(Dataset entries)
☆ ☆ ☆ ☆
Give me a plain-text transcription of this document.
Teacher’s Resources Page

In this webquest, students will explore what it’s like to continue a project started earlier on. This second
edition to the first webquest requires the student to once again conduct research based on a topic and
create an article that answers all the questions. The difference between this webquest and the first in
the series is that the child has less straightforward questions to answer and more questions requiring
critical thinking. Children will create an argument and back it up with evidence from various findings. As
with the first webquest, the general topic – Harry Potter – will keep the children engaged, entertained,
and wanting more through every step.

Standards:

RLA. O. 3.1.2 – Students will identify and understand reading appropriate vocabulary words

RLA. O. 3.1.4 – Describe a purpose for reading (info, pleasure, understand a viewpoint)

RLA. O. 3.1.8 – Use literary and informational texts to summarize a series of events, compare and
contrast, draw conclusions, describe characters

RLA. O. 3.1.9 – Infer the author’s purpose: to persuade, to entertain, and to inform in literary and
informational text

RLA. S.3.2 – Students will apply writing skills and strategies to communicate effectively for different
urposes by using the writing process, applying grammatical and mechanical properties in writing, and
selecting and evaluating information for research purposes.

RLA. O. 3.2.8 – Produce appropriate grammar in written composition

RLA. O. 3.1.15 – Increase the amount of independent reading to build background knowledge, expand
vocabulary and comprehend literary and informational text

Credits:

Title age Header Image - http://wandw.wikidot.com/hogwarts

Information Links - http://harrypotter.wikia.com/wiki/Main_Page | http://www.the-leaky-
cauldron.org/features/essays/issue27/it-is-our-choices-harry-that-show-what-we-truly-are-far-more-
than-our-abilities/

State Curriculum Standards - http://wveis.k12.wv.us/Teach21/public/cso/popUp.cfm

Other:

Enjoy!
☆ ☆ ☆ ☆
◆ **Stated goal**:
Can you reproduce all the material exactly?

◆ **Answer for the task**:
Give me a plain-text transcription of this document.
Teacher’s Resources Page

In this webquest, students will explore what it’s like to continue a project started earlier on. This second
edition to the first webquest requires the student to once again conduct research based on a topic and
create an article that answers all the questions. The difference between this webquest and the first in
the series is that the child has less straightforward questions to answer and more questions requiring
critical thinking. Children will create an argument and back it up with evidence from various findings. As
with the first webquest, the general topic – Harry Potter – will keep the children engaged, entertained,
and wanting more through every step.

Standards:

RLA. O. 3.1.2 – Students will identify and understand reading appropriate vocabulary words

RLA. O. 3.1.4 – Describe a purpose for reading (info, pleasure, understand a viewpoint)

RLA. O. 3.1.8 – Use literary and informational texts to summarize a series of events, compare and
contrast, draw conclusions, describe characters

RLA. O. 3.1.9 – Infer the author’s purpose: to persuade, to entertain, and to inform in literary and
informational text

RLA. S.3.2 – Students will apply writing skills and strategies to communicate effectively for different
urposes by using the writing process, applying grammatical and mechanical properties in writing, and
selecting and evaluating information for research purposes.

RLA. O. 3.2.8 – Produce appropriate grammar in written composition

RLA. O. 3.1.15 – Increase the amount of independent reading to build background knowledge, expand
vocabulary and comprehend literary and informational text

Credits:

Title age Header Image - http://wandw.wikidot.com/hogwarts

Information Links - http://harrypotter.wikia.com/wiki/Main_Page | http://www.the-leaky-
cauldron.org/features/essays/issue27/it-is-our-choices-harry-that-show-what-we-truly-are-far-more-
than-our-abilities/

State Curriculum Standards - http://wveis.k12.wv.us/Teach21/public/cso/popUp.cfm

Other:

Enjoy!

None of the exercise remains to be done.